Write out every line of the material as it stands, apart from the pictures.
[Start]
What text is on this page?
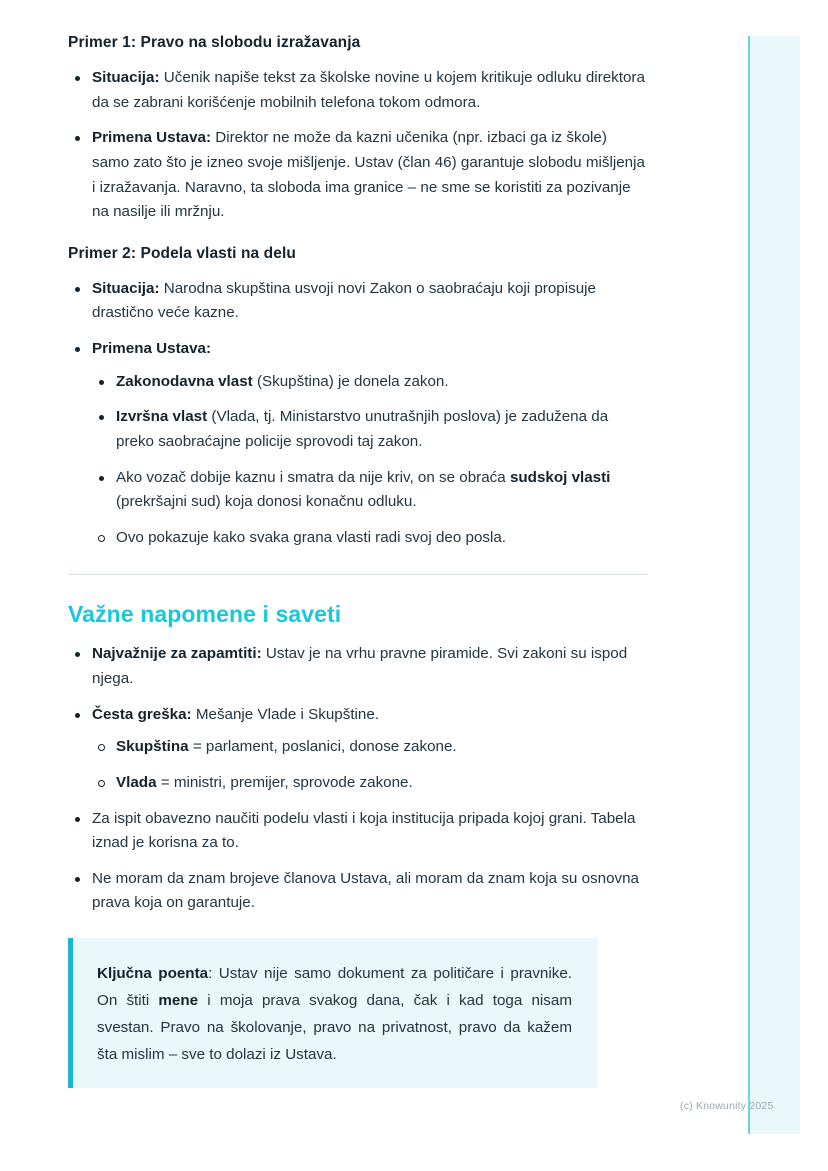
Primer 1: Pravo na slobodu izražavanja
Situacija: Učenik napiše tekst za školske novine u kojem kritikuje odluku direktora da se zabrani korišćenje mobilnih telefona tokom odmora.
Primena Ustava: Direktor ne može da kazni učenika (npr. izbaci ga iz škole) samo zato što je izneo svoje mišljenje. Ustav (član 46) garantuje slobodu mišljenja i izražavanja. Naravno, ta sloboda ima granice – ne sme se koristiti za pozivanje na nasilje ili mržnju.
Primer 2: Podela vlasti na delu
Situacija: Narodna skupština usvoji novi Zakon o saobraćaju koji propisuje drastično veće kazne.
Primena Ustava:
Zakonodavna vlast (Skupština) je donela zakon.
Izvršna vlast (Vlada, tj. Ministarstvo unutrašnjih poslova) je zadužena da preko saobraćajne policije sprovodi taj zakon.
Ako vozač dobije kaznu i smatra da nije kriv, on se obraća sudskoj vlasti (prekršajni sud) koja donosi konačnu odluku.
Ovo pokazuje kako svaka grana vlasti radi svoj deo posla.
Važne napomene i saveti
Najvažnije za zapamtiti: Ustav je na vrhu pravne piramide. Svi zakoni su ispod njega.
Česta greška: Mešanje Vlade i Skupštine.
Skupština = parlament, poslanici, donose zakone.
Vlada = ministri, premijer, sprovode zakone.
Za ispit obavezno naučiti podelu vlasti i koja institucija pripada kojoj grani. Tabela iznad je korisna za to.
Ne moram da znam brojeve članova Ustava, ali moram da znam koja su osnovna prava koja on garantuje.

Ključna poenta: Ustav nije samo dokument za političare i pravnike. On štiti mene i moja prava svakog dana, čak i kad toga nisam svestan. Pravo na školovanje, pravo na privatnost, pravo da kažem šta mislim – sve to dolazi iz Ustava.

(c) Knowunity 2025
[End]
▸ **EXERCISE OUTPUT**:
What text is on this page?
Primer 1: Pravo na slobodu izražavanja
Situacija: Učenik napiše tekst za školske novine u kojem kritikuje odluku direktora da se zabrani korišćenje mobilnih telefona tokom odmora.
Primena Ustava: Direktor ne može da kazni učenika (npr. izbaci ga iz škole) samo zato što je izneo svoje mišljenje. Ustav (član 46) garantuje slobodu mišljenja i izražavanja. Naravno, ta sloboda ima granice – ne sme se koristiti za pozivanje na nasilje ili mržnju.
Primer 2: Podela vlasti na delu
Situacija: Narodna skupština usvoji novi Zakon o saobraćaju koji propisuje drastično veće kazne.
Primena Ustava:
Zakonodavna vlast (Skupština) je donela zakon.
Izvršna vlast (Vlada, tj. Ministarstvo unutrašnjih poslova) je zadužena da preko saobraćajne policije sprovodi taj zakon.
Ako vozač dobije kaznu i smatra da nije kriv, on se obraća sudskoj vlasti (prekršajni sud) koja donosi konačnu odluku.
Ovo pokazuje kako svaka grana vlasti radi svoj deo posla.
Važne napomene i saveti
Najvažnije za zapamtiti: Ustav je na vrhu pravne piramide. Svi zakoni su ispod njega.
Česta greška: Mešanje Vlade i Skupštine.
Skupština = parlament, poslanici, donose zakone.
Vlada = ministri, premijer, sprovode zakone.
Za ispit obavezno naučiti podelu vlasti i koja institucija pripada kojoj grani. Tabela iznad je korisna za to.
Ne moram da znam brojeve članova Ustava, ali moram da znam koja su osnovna prava koja on garantuje.

Ključna poenta: Ustav nije samo dokument za političare i pravnike. On štiti mene i moja prava svakog dana, čak i kad toga nisam svestan. Pravo na školovanje, pravo na privatnost, pravo da kažem šta mislim – sve to dolazi iz Ustava.

(c) Knowunity 2025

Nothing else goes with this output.